* The exercise *
Please collect each line of the records that contains the string "Gulfside".

* Dataset extract *
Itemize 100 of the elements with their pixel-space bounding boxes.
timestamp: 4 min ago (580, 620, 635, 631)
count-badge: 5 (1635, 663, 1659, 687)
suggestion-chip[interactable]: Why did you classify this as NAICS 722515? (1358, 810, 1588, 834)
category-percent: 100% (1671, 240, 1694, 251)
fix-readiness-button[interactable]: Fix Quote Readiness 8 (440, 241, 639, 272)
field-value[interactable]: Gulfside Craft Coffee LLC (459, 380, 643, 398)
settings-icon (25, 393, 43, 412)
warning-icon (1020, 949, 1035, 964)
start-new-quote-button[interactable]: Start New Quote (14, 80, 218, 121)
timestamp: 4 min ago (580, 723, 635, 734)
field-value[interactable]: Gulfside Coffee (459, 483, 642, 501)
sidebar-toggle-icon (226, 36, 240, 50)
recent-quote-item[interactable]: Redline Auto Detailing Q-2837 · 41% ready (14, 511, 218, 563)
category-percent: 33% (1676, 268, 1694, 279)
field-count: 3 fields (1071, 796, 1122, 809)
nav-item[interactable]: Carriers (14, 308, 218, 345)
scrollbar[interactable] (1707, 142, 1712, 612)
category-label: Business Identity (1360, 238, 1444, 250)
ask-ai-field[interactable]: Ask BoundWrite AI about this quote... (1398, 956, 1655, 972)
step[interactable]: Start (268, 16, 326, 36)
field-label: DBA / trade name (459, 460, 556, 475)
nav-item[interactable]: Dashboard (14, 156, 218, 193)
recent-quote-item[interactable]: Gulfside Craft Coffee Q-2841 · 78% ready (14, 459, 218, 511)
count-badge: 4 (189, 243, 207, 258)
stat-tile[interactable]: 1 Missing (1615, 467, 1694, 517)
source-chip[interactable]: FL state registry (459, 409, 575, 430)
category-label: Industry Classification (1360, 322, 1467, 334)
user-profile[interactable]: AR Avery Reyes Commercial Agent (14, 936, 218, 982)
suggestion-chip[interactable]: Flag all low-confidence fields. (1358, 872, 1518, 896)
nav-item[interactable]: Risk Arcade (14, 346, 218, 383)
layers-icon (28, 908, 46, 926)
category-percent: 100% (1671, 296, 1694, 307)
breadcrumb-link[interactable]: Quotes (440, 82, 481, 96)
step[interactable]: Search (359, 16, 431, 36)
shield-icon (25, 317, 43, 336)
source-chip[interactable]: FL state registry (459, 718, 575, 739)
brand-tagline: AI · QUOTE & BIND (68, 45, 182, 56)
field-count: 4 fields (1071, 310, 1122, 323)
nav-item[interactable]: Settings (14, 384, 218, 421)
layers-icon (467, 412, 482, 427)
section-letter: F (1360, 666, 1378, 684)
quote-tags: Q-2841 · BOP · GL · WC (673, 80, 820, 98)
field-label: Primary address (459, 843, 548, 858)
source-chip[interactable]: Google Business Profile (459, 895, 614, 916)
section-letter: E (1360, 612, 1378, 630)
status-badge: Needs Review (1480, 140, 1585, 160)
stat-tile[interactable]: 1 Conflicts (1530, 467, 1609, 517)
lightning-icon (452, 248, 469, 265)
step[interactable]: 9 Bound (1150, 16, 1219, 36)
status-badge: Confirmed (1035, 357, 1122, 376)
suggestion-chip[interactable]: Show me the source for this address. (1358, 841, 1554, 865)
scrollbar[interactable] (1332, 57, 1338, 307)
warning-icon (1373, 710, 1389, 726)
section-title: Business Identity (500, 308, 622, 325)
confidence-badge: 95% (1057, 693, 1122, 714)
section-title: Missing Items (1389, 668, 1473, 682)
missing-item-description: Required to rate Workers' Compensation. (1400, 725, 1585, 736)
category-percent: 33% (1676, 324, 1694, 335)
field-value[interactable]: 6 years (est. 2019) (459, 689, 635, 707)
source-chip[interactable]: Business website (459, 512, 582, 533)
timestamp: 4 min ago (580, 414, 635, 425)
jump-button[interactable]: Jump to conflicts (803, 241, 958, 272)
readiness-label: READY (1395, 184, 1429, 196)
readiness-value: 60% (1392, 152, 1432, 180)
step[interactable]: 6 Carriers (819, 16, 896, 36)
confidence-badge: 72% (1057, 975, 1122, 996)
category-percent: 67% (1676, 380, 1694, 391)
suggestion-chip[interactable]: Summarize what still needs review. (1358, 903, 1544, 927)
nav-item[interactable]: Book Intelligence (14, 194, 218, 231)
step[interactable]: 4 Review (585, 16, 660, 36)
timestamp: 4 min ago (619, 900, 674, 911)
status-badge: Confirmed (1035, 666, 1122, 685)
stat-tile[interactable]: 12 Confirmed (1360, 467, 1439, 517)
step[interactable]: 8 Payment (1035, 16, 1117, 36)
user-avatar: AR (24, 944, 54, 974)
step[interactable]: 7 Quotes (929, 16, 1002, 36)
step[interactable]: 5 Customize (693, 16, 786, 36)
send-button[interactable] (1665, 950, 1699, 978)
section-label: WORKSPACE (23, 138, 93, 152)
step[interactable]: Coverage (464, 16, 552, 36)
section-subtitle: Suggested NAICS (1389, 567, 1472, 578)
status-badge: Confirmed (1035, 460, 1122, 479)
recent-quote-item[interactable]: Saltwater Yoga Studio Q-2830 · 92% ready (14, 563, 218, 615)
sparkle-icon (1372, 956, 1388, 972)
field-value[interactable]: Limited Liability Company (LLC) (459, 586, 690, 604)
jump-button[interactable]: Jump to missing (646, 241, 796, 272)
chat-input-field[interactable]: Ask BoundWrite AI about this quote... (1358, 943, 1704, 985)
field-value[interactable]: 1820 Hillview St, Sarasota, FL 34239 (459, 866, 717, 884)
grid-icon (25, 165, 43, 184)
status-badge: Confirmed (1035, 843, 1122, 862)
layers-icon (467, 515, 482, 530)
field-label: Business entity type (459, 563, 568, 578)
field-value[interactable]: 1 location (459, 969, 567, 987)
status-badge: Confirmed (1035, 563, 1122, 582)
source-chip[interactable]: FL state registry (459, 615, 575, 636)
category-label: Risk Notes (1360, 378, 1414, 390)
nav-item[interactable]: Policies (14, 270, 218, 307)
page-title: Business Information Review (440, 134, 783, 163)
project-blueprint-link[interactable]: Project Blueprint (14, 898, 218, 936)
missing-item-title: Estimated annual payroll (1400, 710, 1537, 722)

* Solution for this problem *
field-value[interactable]: Gulfside Craft Coffee LLC (459, 380, 643, 398)
field-value[interactable]: Gulfside Coffee (459, 483, 642, 501)
recent-quote-item[interactable]: Gulfside Craft Coffee Q-2841 · 78% ready (14, 459, 218, 511)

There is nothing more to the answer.